START Dataset extract
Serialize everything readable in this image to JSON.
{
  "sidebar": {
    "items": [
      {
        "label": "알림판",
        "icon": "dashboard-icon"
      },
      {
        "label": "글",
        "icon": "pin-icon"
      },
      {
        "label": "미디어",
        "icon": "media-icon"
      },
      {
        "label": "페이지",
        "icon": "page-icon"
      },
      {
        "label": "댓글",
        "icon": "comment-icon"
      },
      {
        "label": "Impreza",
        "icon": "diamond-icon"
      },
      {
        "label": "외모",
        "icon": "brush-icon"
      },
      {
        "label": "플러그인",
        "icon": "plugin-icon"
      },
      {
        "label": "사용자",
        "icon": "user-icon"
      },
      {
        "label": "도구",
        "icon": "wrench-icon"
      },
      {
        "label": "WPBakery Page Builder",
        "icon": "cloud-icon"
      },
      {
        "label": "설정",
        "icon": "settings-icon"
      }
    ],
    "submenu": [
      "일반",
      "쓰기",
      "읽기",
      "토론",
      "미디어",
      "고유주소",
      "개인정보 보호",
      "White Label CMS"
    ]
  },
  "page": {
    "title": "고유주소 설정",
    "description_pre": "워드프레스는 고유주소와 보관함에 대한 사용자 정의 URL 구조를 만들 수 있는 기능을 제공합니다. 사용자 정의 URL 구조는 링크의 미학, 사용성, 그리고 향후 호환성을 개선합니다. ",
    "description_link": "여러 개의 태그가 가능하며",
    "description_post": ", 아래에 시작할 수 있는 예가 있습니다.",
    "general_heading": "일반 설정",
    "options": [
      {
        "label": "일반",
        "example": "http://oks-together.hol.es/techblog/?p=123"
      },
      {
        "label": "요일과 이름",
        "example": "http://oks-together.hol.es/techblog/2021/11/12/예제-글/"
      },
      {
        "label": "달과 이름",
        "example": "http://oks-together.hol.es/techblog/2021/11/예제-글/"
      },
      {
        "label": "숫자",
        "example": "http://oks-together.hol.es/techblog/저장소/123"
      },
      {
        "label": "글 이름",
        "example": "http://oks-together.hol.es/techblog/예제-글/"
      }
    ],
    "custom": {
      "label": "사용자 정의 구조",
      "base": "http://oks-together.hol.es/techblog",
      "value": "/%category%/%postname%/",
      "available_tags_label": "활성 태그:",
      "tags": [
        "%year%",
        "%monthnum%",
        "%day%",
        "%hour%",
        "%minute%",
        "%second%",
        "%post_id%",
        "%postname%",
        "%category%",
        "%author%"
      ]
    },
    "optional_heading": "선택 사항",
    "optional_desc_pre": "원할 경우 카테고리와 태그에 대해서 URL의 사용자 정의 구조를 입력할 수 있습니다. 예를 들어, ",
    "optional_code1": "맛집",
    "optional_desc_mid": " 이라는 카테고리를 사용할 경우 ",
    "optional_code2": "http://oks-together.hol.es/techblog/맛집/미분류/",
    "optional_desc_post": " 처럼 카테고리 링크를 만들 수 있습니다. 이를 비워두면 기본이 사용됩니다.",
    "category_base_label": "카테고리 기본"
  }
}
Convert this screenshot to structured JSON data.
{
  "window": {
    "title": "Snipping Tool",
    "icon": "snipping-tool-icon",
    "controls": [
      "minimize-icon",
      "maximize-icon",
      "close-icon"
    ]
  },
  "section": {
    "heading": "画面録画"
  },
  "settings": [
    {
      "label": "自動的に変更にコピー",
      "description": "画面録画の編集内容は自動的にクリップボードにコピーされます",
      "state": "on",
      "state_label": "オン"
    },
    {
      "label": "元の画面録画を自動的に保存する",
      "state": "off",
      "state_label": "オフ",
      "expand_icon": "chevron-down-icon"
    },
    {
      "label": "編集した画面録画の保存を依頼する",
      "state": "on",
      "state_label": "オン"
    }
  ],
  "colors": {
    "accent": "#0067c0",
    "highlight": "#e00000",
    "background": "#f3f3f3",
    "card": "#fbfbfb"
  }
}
END Dataset extract
* Exercise brief *
What needs duplicating is the run of lines from the one containing "Convert this screenshot" through the last line of the entries above, exact and complete.

* The response *
Convert this screenshot to structured JSON data.
{
  "window": {
    "title": "Snipping Tool",
    "icon": "snipping-tool-icon",
    "controls": [
      "minimize-icon",
      "maximize-icon",
      "close-icon"
    ]
  },
  "section": {
    "heading": "画面録画"
  },
  "settings": [
    {
      "label": "自動的に変更にコピー",
      "description": "画面録画の編集内容は自動的にクリップボードにコピーされます",
      "state": "on",
      "state_label": "オン"
    },
    {
      "label": "元の画面録画を自動的に保存する",
      "state": "off",
      "state_label": "オフ",
      "expand_icon": "chevron-down-icon"
    },
    {
      "label": "編集した画面録画の保存を依頼する",
      "state": "on",
      "state_label": "オン"
    }
  ],
  "colors": {
    "accent": "#0067c0",
    "highlight": "#e00000",
    "background": "#f3f3f3",
    "card": "#fbfbfb"
  }
}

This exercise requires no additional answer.